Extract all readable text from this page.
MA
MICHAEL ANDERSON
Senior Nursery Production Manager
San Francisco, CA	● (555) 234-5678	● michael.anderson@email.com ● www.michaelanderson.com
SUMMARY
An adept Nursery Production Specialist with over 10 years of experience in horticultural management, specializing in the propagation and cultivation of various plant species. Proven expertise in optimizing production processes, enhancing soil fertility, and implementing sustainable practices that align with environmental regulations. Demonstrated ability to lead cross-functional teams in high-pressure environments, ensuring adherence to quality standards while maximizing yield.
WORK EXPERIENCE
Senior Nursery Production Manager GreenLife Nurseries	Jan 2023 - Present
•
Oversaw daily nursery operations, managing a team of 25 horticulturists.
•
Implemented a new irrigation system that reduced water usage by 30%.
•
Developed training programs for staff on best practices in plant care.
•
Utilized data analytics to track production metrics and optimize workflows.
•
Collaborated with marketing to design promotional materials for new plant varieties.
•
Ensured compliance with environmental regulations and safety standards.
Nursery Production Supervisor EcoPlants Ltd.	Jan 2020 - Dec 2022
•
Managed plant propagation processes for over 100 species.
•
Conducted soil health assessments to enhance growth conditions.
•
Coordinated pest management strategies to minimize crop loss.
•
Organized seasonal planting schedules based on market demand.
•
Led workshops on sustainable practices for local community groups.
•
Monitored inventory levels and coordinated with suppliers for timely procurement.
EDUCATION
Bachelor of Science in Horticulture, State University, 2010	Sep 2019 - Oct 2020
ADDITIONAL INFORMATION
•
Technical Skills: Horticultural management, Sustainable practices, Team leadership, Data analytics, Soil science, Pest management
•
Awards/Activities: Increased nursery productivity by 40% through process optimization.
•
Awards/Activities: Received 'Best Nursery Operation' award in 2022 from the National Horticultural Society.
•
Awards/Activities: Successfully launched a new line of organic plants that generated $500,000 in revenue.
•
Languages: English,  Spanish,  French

○ ○ ○

▸ **THE REQUEST**
Extract all the entries word for word.

▸ **IN RESPONSE**
Extract all readable text from this page.
MA
MICHAEL ANDERSON
Senior Nursery Production Manager
San Francisco, CA	● (555) 234-5678	● michael.anderson@email.com ● www.michaelanderson.com
SUMMARY
An adept Nursery Production Specialist with over 10 years of experience in horticultural management, specializing in the propagation and cultivation of various plant species. Proven expertise in optimizing production processes, enhancing soil fertility, and implementing sustainable practices that align with environmental regulations. Demonstrated ability to lead cross-functional teams in high-pressure environments, ensuring adherence to quality standards while maximizing yield.
WORK EXPERIENCE
Senior Nursery Production Manager GreenLife Nurseries	Jan 2023 - Present
•
Oversaw daily nursery operations, managing a team of 25 horticulturists.
•
Implemented a new irrigation system that reduced water usage by 30%.
•
Developed training programs for staff on best practices in plant care.
•
Utilized data analytics to track production metrics and optimize workflows.
•
Collaborated with marketing to design promotional materials for new plant varieties.
•
Ensured compliance with environmental regulations and safety standards.
Nursery Production Supervisor EcoPlants Ltd.	Jan 2020 - Dec 2022
•
Managed plant propagation processes for over 100 species.
•
Conducted soil health assessments to enhance growth conditions.
•
Coordinated pest management strategies to minimize crop loss.
•
Organized seasonal planting schedules based on market demand.
•
Led workshops on sustainable practices for local community groups.
•
Monitored inventory levels and coordinated with suppliers for timely procurement.
EDUCATION
Bachelor of Science in Horticulture, State University, 2010	Sep 2019 - Oct 2020
ADDITIONAL INFORMATION
•
Technical Skills: Horticultural management, Sustainable practices, Team leadership, Data analytics, Soil science, Pest management
•
Awards/Activities: Increased nursery productivity by 40% through process optimization.
•
Awards/Activities: Received 'Best Nursery Operation' award in 2022 from the National Horticultural Society.
•
Awards/Activities: Successfully launched a new line of organic plants that generated $500,000 in revenue.
•
Languages: English,  Spanish,  French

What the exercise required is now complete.